* _OBJECTIVE_:
Copy all of the records below verbatim.

* _SUPPLIED INFORMATION_:
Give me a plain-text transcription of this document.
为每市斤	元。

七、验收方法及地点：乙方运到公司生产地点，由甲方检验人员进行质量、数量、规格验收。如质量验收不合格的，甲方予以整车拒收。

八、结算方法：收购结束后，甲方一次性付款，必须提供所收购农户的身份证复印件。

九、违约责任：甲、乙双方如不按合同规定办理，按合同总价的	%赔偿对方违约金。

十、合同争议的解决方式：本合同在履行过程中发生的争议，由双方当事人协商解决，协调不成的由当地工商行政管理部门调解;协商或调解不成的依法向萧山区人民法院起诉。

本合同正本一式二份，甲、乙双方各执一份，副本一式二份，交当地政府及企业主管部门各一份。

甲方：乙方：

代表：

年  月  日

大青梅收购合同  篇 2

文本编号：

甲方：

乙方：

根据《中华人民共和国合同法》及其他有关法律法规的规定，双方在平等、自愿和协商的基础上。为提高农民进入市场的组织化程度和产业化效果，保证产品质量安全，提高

* _OUTPUT FOR THIS EXERCISE_:
Give me a plain-text transcription of this document.
为每市斤	元。

七、验收方法及地点：乙方运到公司生产地点，由甲方检验人员进行质量、数量、规格验收。如质量验收不合格的，甲方予以整车拒收。

八、结算方法：收购结束后，甲方一次性付款，必须提供所收购农户的身份证复印件。

九、违约责任：甲、乙双方如不按合同规定办理，按合同总价的	%赔偿对方违约金。

十、合同争议的解决方式：本合同在履行过程中发生的争议，由双方当事人协商解决，协调不成的由当地工商行政管理部门调解;协商或调解不成的依法向萧山区人民法院起诉。

本合同正本一式二份，甲、乙双方各执一份，副本一式二份，交当地政府及企业主管部门各一份。

甲方：乙方：

代表：

年  月  日

大青梅收购合同  篇 2

文本编号：

甲方：

乙方：

根据《中华人民共和国合同法》及其他有关法律法规的规定，双方在平等、自愿和协商的基础上。为提高农民进入市场的组织化程度和产业化效果，保证产品质量安全，提高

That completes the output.